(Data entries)
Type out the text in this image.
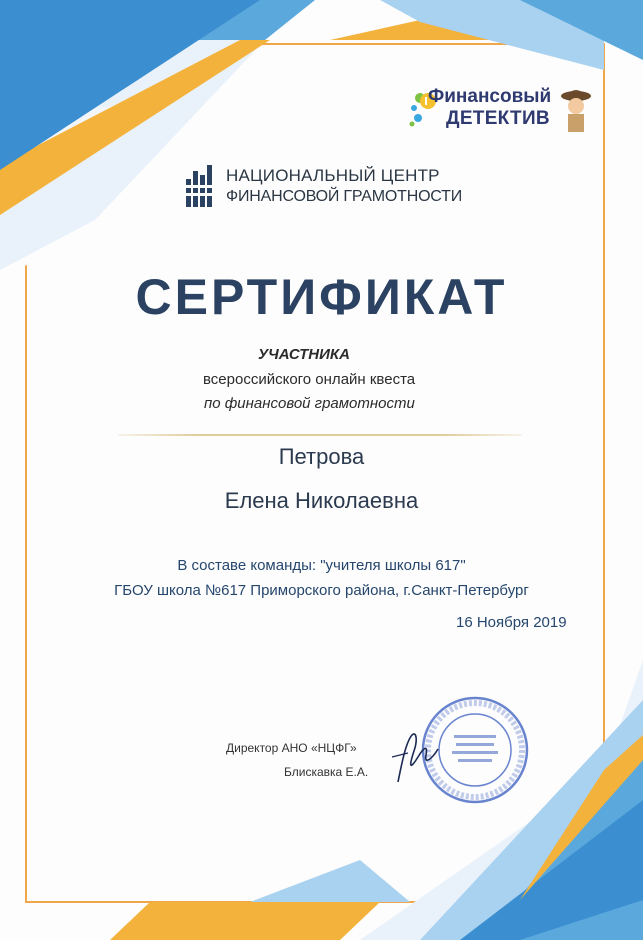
Финансовый
ДЕТЕКТИВ
НАЦИОНАЛЬНЫЙ ЦЕНТР
ФИНАНСОВОЙ ГРАМОТНОСТИ
СЕРТИФИКАТ
УЧАСТНИКА
всероссийского онлайн квеста
по финансовой грамотности
Петрова
Елена Николаевна
В составе команды: "учителя школы 617"
ГБОУ школа №617 Приморского района, г.Санкт-Петербург
16 Ноября 2019
Директор АНО «НЦФГ»
Блискавка Е.А.
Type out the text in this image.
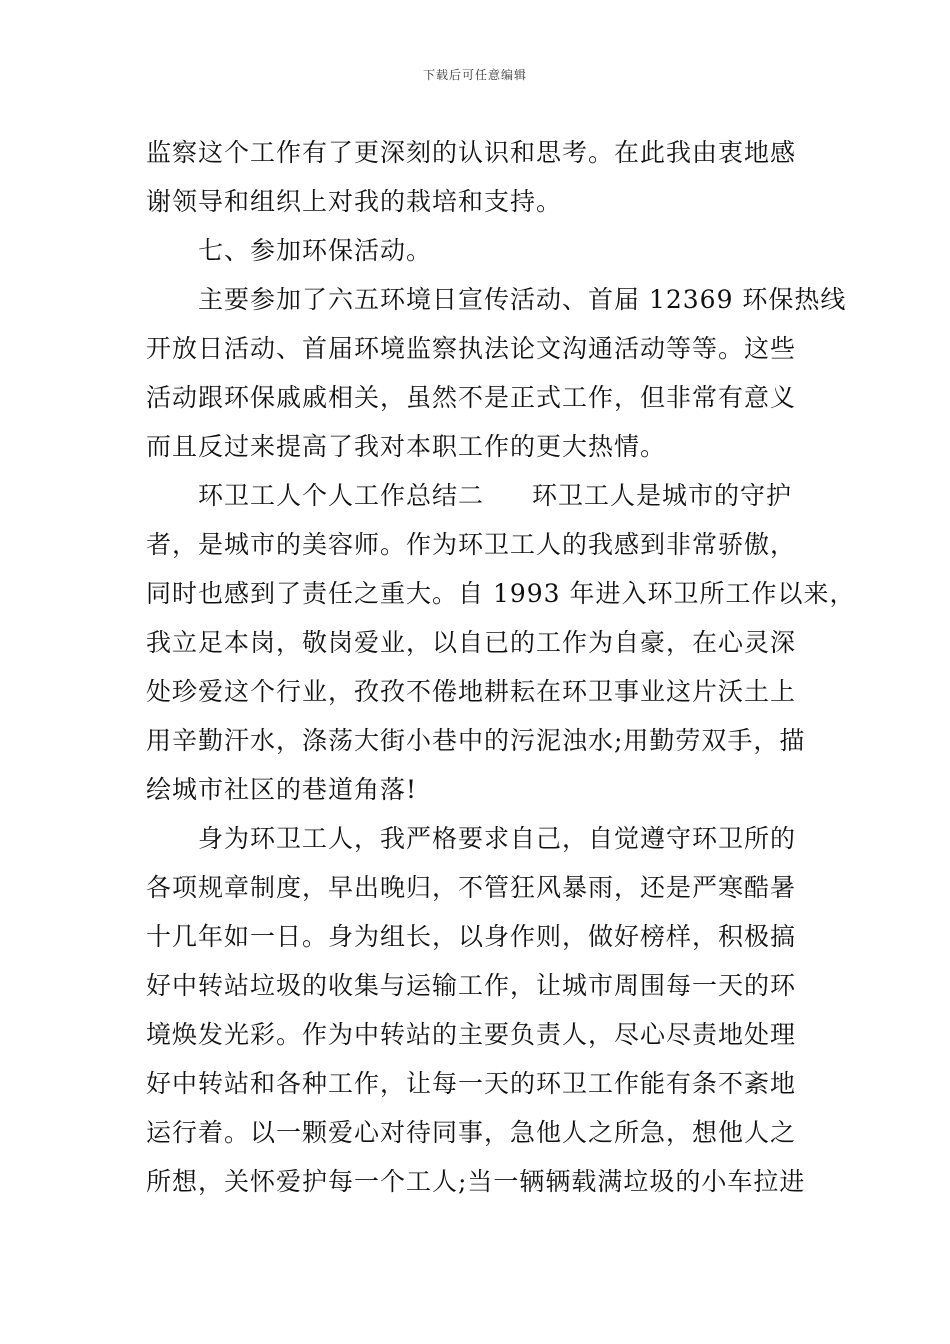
下载后可任意编辑

监察这个工作有了更深刻的认识和思考。在此我由衷地感
谢领导和组织上对我的栽培和支持。

七、参加环保活动。

主要参加了六五环境日宣传活动、首届 12369 环保热线
开放日活动、首届环境监察执法论文沟通活动等等。这些
活动跟环保戚戚相关，虽然不是正式工作，但非常有意义
而且反过来提高了我对本职工作的更大热情。

环卫工人个人工作总结二 环卫工人是城市的守护
者，是城市的美容师。作为环卫工人的我感到非常骄傲，
同时也感到了责任之重大。自 1993 年进入环卫所工作以来，
我立足本岗，敬岗爱业，以自已的工作为自豪，在心灵深
处珍爱这个行业，孜孜不倦地耕耘在环卫事业这片沃土上
用辛勤汗水，涤荡大街小巷中的污泥浊水;用勤劳双手，描
绘城市社区的巷道角落!

身为环卫工人，我严格要求自己，自觉遵守环卫所的
各项规章制度，早出晚归，不管狂风暴雨，还是严寒酷暑
十几年如一日。身为组长，以身作则，做好榜样，积极搞
好中转站垃圾的收集与运输工作，让城市周围每一天的环
境焕发光彩。作为中转站的主要负责人，尽心尽责地处理
好中转站和各种工作，让每一天的环卫工作能有条不紊地
运行着。以一颗爱心对待同事，急他人之所急，想他人之
所想，关怀爱护每一个工人;当一辆辆载满垃圾的小车拉进
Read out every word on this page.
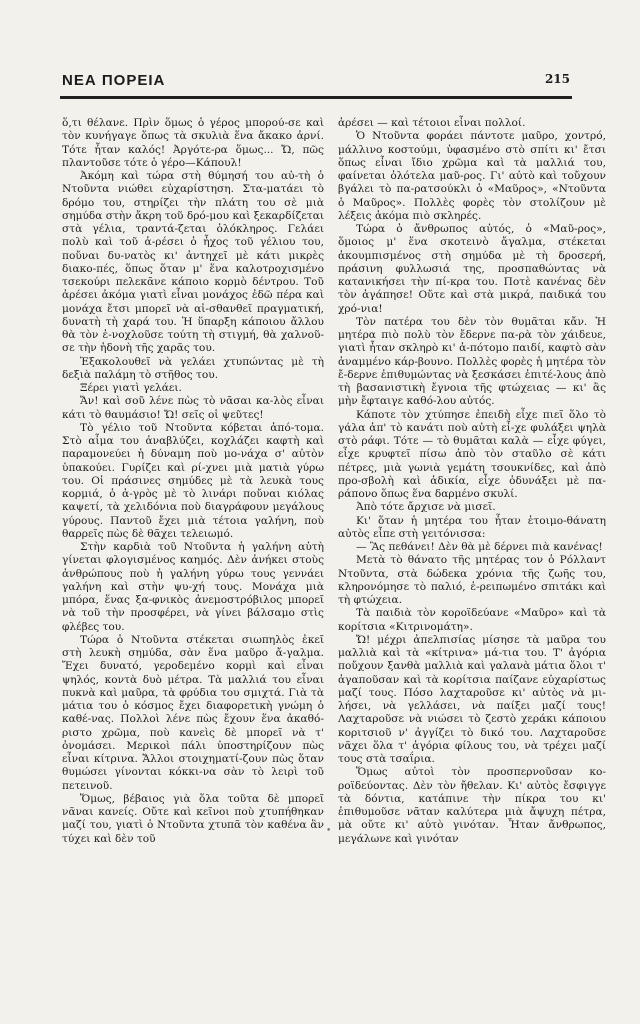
ΝΕΑ ΠΟΡΕΙΑ	215

ὅ,τι θέλανε. Πρὶν ὅμως ὁ γέρος μπορού-σε καὶ τὸν κυνήγαγε ὅπως τὰ σκυλιὰ ἕνα ἄκακο ἀρνί. Τότε ἦταν καλός! Ἀργότε-ρα ὅμως... Ὤ, πῶς πλαντοῦσε τότε ὁ γέρο—Κάπουλ!

Ἀκόμη καὶ τώρα στὴ θύμησή του αὐ-τὴ ὁ Ντοῦντα νιώθει εὐχαρίστηση. Στα-ματάει τὸ δρόμο του, στηρίζει τὴν πλάτη του σὲ μιὰ σημύδα στὴν ἄκρη τοῦ δρό-μου καὶ ξεκαρδίζεται στὰ γέλια, τραντά-ζεται ὁλόκληρος. Γελάει πολὺ καὶ τοῦ ἀ-ρέσει ὁ ἦχος τοῦ γέλιου του, ποὔναι δυ-νατὸς κι' ἀντηχεῖ μὲ κάτι μικρὲς διακο-πές, ὅπως ὅταν μ' ἕνα καλοτροχισμένο τσεκούρι πελεκᾶνε κάποιο κορμὸ δέντρου. Τοῦ ἀρέσει ἀκόμα γιατὶ εἶναι μονάχος ἐδῶ πέρα καὶ μονάχα ἔτσι μπορεῖ νὰ αἰ-σθανθεῖ πραγματική, δυνατὴ τὴ χαρά του. Ἡ ὕπαρξη κάποιου ἄλλου θὰ τὸν ἐ-νοχλοῦσε τούτη τὴ στιγμή, θὰ χαλνοῦ-σε τὴν ἡδονὴ τῆς χαρᾶς του.

Ἐξακολουθεῖ νὰ γελάει χτυπώντας μὲ τὴ δεξιὰ παλάμη τὸ στῆθος του.

Ξέρει γιατὶ γελάει.

Ἄν! καὶ σοῦ λένε πὼς τὸ νᾶσαι κα-λὸς εἶναι κάτι τὸ θαυμάσιο! Ὤ! σεῖς οἱ ψεῦτες!

Τὸ γέλιο τοῦ Ντοῦντα κόβεται ἀπό-τομα. Στὸ αἷμα του ἀναβλύζει, κοχλάζει καφτὴ καὶ παραμονεύει ἡ δύναμη ποὺ μο-νάχα σ' αὐτὸν ὑπακούει. Γυρίζει καὶ ρί-χνει μιὰ ματιὰ γύρω του. Οἱ πράσινες σημύδες μὲ τὰ λευκὰ τους κορμιά, ὁ ἀ-γρὸς μὲ τὸ λινάρι ποὔναι κιόλας καψετί, τὰ χελιδόνια ποὺ διαγράφουν μεγάλους γύρους. Παντοῦ ἔχει μιὰ τέτοια γαλήνη, ποὺ θαρρεῖς πὼς δὲ θᾶχει τελειωμό.

Στὴν καρδιὰ τοῦ Ντοῦντα ἡ γαλήνη αὐτὴ γίνεται φλογισμένος καημός. Δὲν ἀνήκει στοὺς ἀνθρώπους ποὺ ἡ γαλήνη γύρω τους γεννάει γαλήνη καὶ στὴν ψυ-χή τους. Μονάχα μιὰ μπόρα, ἕνας ξα-φνικὸς ἀνεμοστρόβιλος μπορεῖ νὰ τοῦ τὴν προσφέρει, νὰ γίνει βάλσαμο στὶς φλέβες του.

Τώρα ὁ Ντοῦντα στέκεται σιωπηλὸς ἐκεῖ στὴ λευκὴ σημύδα, σὰν ἕνα μαῦρο ἄ-γαλμα. Ἔχει δυνατό, γεροδεμένο κορμὶ καὶ εἶναι ψηλός, κοντὰ δυὸ μέτρα. Τὰ μαλλιά του εἶναι πυκνὰ καὶ μαῦρα, τὰ φρύδια του σμιχτά. Γιὰ τὰ μάτια του ὁ κόσμος ἔχει διαφορετικὴ γνώμη ὁ καθέ-νας. Πολλοὶ λένε πὼς ἔχουν ἕνα ἀκαθό-ριστο χρῶμα, ποὺ κανεὶς δὲ μπορεῖ νὰ τ' ὀνομάσει. Μερικοὶ πάλι ὑποστηρίζουν πὼς εἶναι κίτρινα. Ἄλλοι στοιχηματί-ζουν πὼς ὅταν θυμώσει γίνονται κόκκι-να σὰν τὸ λειρὶ τοῦ πετεινοῦ.

Ὅμως, βέβαιος γιὰ ὅλα τοῦτα δὲ μπορεῖ νᾶναι κανείς. Οὔτε καὶ κεῖνοι ποὺ χτυπήθηκαν μαζί του, γιατὶ ὁ Ντοῦντα χτυπᾶ τὸν καθένα ἂν τύχει καὶ δὲν τοῦ

•

ἀρέσει — καὶ τέτοιοι εἶναι πολλοί.

Ὁ Ντοῦντα φοράει πάντοτε μαῦρο, χοντρό, μάλλινο κοστούμι, ὑφασμένο στὸ σπίτι κι' ἔτσι ὅπως εἶναι ἴδιο χρῶμα καὶ τὰ μαλλιά του, φαίνεται ὁλότελα μαῦ-ρος. Γι' αὐτὸ καὶ τοὔχουν βγάλει τὸ πα-ρατσούκλι ὁ «Μαῦρος», «Ντοῦντα ὁ Μαῦρος». Πολλὲς φορὲς τὸν στολίζουν μὲ λέξεις ἀκόμα πιὸ σκληρές.

Τώρα ὁ ἄνθρωπος αὐτός, ὁ «Μαῦ-ρος», ὅμοιος μ' ἕνα σκοτεινὸ ἄγαλμα, στέκεται ἀκουμπισμένος στὴ σημύδα μὲ τὴ δροσερή, πράσινη φυλλωσιά της, προσπαθώντας νὰ κατανικήσει τὴν πί-κρα του. Ποτὲ κανένας δὲν τὸν ἀγάπησε! Οὔτε καὶ στὰ μικρά, παιδικά του χρό-νια!

Τὸν πατέρα του δὲν τὸν θυμᾶται κἄν. Ἡ μητέρα πιὸ πολὺ τὸν ἔδερνε πα-ρὰ τὸν χάιδευε, γιατὶ ἦταν σκληρὸ κι' ἀ-πότομο παιδί, καφτὸ σὰν ἀναμμένο κάρ-βουνο. Πολλὲς φορὲς ἡ μητέρα τὸν ἔ-δερνε ἐπιθυμώντας νὰ ξεσκάσει ἐπιτέ-λους ἀπὸ τὴ βασανιστικὴ ἔγνοια τῆς φτώχειας — κι' ἂς μὴν ἔφταιγε καθό-λου αὐτός.

Κάποτε τὸν χτύπησε ἐπειδὴ εἶχε πιεῖ ὅλο τὸ γάλα ἀπ' τὸ κανάτι ποὺ αὐτὴ εἶ-χε φυλάξει ψηλὰ στὸ ράφι. Τότε — τὸ θυμᾶται καλὰ — εἶχε φύγει, εἶχε κρυφτεῖ πίσω ἀπὸ τὸν σταῦλο σὲ κάτι πέτρες, μιὰ γωνιὰ γεμάτη τσουκνίδες, καὶ ἀπὸ προ-σβολὴ καὶ ἀδικία, εἶχε ὁδυνάξει μὲ πα-ράπονο ὅπως ἕνα δαρμένο σκυλί.

Ἀπὸ τότε ἄρχισε νὰ μισεῖ.

Κι' ὅταν ἡ μητέρα του ἦταν ἑτοιμο-θάνατη αὐτὸς εἶπε στὴ γειτόνισσα:

— Ἂς πεθάνει! Δὲν θὰ μὲ δέρνει πιὰ κανένας!

Μετὰ τὸ θάνατο τῆς μητέρας τον ὁ Ρόλλαντ Ντοῦντα, στὰ δώδεκα χρόνια τῆς ζωῆς του, κληρονόμησε τὸ παλιό, ἐ-ρειπωμένο σπιτάκι καὶ τὴ φτώχεια.

Τὰ παιδιὰ τὸν κοροϊδεύανε «Μαῦρο» καὶ τὰ κορίτσια «Κιτρινομάτη».

Ὤ! μέχρι ἀπελπισίας μίσησε τὰ μαῦρα του μαλλιὰ καὶ τὰ «κίτρινα» μά-τια του. Τ' ἀγόρια ποὔχουν ξανθὰ μαλλιὰ καὶ γαλανὰ μάτια ὅλοι τ' ἀγαποῦσαν καὶ τὰ κορίτσια παίζανε εὐχαρίστως μαζί τους. Πόσο λαχταροῦσε κι' αὐτὸς νὰ μι-λήσει, νὰ γελλάσει, νὰ παίξει μαζί τους! Λαχταροῦσε νὰ νιώσει τὸ ζεστὸ χεράκι κάποιου κοριτσιοῦ ν' ἀγγίζει τὸ δικό του. Λαχταροῦσε νᾶχει ὅλα τ' ἀγόρια φίλους του, νὰ τρέχει μαζί τους στὰ τσαΐρια.

Ὅμως αὐτοὶ τὸν προσπερνοῦσαν κο-ροϊδεύοντας. Δὲν τὸν ἤθελαν. Κι' αὐτὸς ἔσφιγγε τὰ δόντια, κατάπινε τὴν πίκρα του κι' ἐπιθυμοῦσε νᾶταν καλύτερα μιὰ ἄψυχη πέτρα, μὰ οὔτε κι' αὐτὸ γινόταν. Ἦταν ἄνθρωπος, μεγάλωνε καὶ γινόταν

### [What you are asked to do]
Lines containing the word "σημύδα" must all be returned from the material above.

### [Answer to this task]
Ἀκόμη καὶ τώρα στὴ θύμησή του αὐ-τὴ ὁ Ντοῦντα νιώθει εὐχαρίστηση. Στα-ματάει τὸ δρόμο του, στηρίζει τὴν πλάτη του σὲ μιὰ σημύδα στὴν ἄκρη τοῦ δρό-μου καὶ ξεκαρδίζεται στὰ γέλια, τραντά-ζεται ὁλόκληρος. Γελάει πολὺ καὶ τοῦ ἀ-ρέσει ὁ ἦχος τοῦ γέλιου του, ποὔναι δυ-νατὸς κι' ἀντηχεῖ μὲ κάτι μικρὲς διακο-πές, ὅπως ὅταν μ' ἕνα καλοτροχισμένο τσεκούρι πελεκᾶνε κάποιο κορμὸ δέντρου. Τοῦ ἀρέσει ἀκόμα γιατὶ εἶναι μονάχος ἐδῶ πέρα καὶ μονάχα ἔτσι μπορεῖ νὰ αἰ-σθανθεῖ πραγματική, δυνατὴ τὴ χαρά του. Ἡ ὕπαρξη κάποιου ἄλλου θὰ τὸν ἐ-νοχλοῦσε τούτη τὴ στιγμή, θὰ χαλνοῦ-σε τὴν ἡδονὴ τῆς χαρᾶς του.
Τώρα ὁ Ντοῦντα στέκεται σιωπηλὸς ἐκεῖ στὴ λευκὴ σημύδα, σὰν ἕνα μαῦρο ἄ-γαλμα. Ἔχει δυνατό, γεροδεμένο κορμὶ καὶ εἶναι ψηλός, κοντὰ δυὸ μέτρα. Τὰ μαλλιά του εἶναι πυκνὰ καὶ μαῦρα, τὰ φρύδια του σμιχτά. Γιὰ τὰ μάτια του ὁ κόσμος ἔχει διαφορετικὴ γνώμη ὁ καθέ-νας. Πολλοὶ λένε πὼς ἔχουν ἕνα ἀκαθό-ριστο χρῶμα, ποὺ κανεὶς δὲ μπορεῖ νὰ τ' ὀνομάσει. Μερικοὶ πάλι ὑποστηρίζουν πὼς εἶναι κίτρινα. Ἄλλοι στοιχηματί-ζουν πὼς ὅταν θυμώσει γίνονται κόκκι-να σὰν τὸ λειρὶ τοῦ πετεινοῦ.
Τώρα ὁ ἄνθρωπος αὐτός, ὁ «Μαῦ-ρος», ὅμοιος μ' ἕνα σκοτεινὸ ἄγαλμα, στέκεται ἀκουμπισμένος στὴ σημύδα μὲ τὴ δροσερή, πράσινη φυλλωσιά της, προσπαθώντας νὰ κατανικήσει τὴν πί-κρα του. Ποτὲ κανένας δὲν τὸν ἀγάπησε! Οὔτε καὶ στὰ μικρά, παιδικά του χρό-νια!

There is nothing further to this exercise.